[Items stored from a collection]
=======

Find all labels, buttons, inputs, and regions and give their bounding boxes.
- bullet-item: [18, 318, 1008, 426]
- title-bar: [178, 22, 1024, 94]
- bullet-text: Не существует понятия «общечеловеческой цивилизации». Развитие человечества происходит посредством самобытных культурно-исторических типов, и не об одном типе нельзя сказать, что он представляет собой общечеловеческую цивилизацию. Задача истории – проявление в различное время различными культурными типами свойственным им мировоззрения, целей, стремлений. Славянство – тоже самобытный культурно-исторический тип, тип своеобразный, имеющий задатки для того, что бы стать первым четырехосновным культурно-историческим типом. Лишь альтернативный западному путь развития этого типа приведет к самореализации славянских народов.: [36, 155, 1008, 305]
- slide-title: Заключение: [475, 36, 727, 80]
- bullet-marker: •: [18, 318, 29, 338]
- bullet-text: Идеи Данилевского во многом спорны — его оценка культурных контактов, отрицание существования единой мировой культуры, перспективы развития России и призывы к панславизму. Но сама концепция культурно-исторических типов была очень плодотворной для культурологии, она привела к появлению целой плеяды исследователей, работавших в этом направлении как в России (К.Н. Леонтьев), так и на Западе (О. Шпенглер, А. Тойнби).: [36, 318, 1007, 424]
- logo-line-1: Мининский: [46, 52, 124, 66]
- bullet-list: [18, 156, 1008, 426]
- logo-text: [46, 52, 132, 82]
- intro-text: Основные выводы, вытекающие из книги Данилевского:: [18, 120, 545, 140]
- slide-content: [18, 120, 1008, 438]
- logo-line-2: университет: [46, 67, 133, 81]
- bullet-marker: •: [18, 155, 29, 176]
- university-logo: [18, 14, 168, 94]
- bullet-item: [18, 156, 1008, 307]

=======

- [The problem]
Reproduce every line of the records above verbatim, without changing a single character.

- [Result of the task]
Find all labels, buttons, inputs, and regions and give their bounding boxes.
- bullet-item: [18, 318, 1008, 426]
- title-bar: [178, 22, 1024, 94]
- bullet-text: Не существует понятия «общечеловеческой цивилизации». Развитие человечества происходит посредством самобытных культурно-исторических типов, и не об одном типе нельзя сказать, что он представляет собой общечеловеческую цивилизацию. Задача истории – проявление в различное время различными культурными типами свойственным им мировоззрения, целей, стремлений. Славянство – тоже самобытный культурно-исторический тип, тип своеобразный, имеющий задатки для того, что бы стать первым четырехосновным культурно-историческим типом. Лишь альтернативный западному путь развития этого типа приведет к самореализации славянских народов.: [36, 155, 1008, 305]
- slide-title: Заключение: [475, 36, 727, 80]
- bullet-marker: •: [18, 318, 29, 338]
- bullet-text: Идеи Данилевского во многом спорны — его оценка культурных контактов, отрицание существования единой мировой культуры, перспективы развития России и призывы к панславизму. Но сама концепция культурно-исторических типов была очень плодотворной для культурологии, она привела к появлению целой плеяды исследователей, работавших в этом направлении как в России (К.Н. Леонтьев), так и на Западе (О. Шпенглер, А. Тойнби).: [36, 318, 1007, 424]
- logo-line-1: Мининский: [46, 52, 124, 66]
- bullet-list: [18, 156, 1008, 426]
- logo-text: [46, 52, 132, 82]
- intro-text: Основные выводы, вытекающие из книги Данилевского:: [18, 120, 545, 140]
- slide-content: [18, 120, 1008, 438]
- logo-line-2: университет: [46, 67, 133, 81]
- bullet-marker: •: [18, 155, 29, 176]
- university-logo: [18, 14, 168, 94]
- bullet-item: [18, 156, 1008, 307]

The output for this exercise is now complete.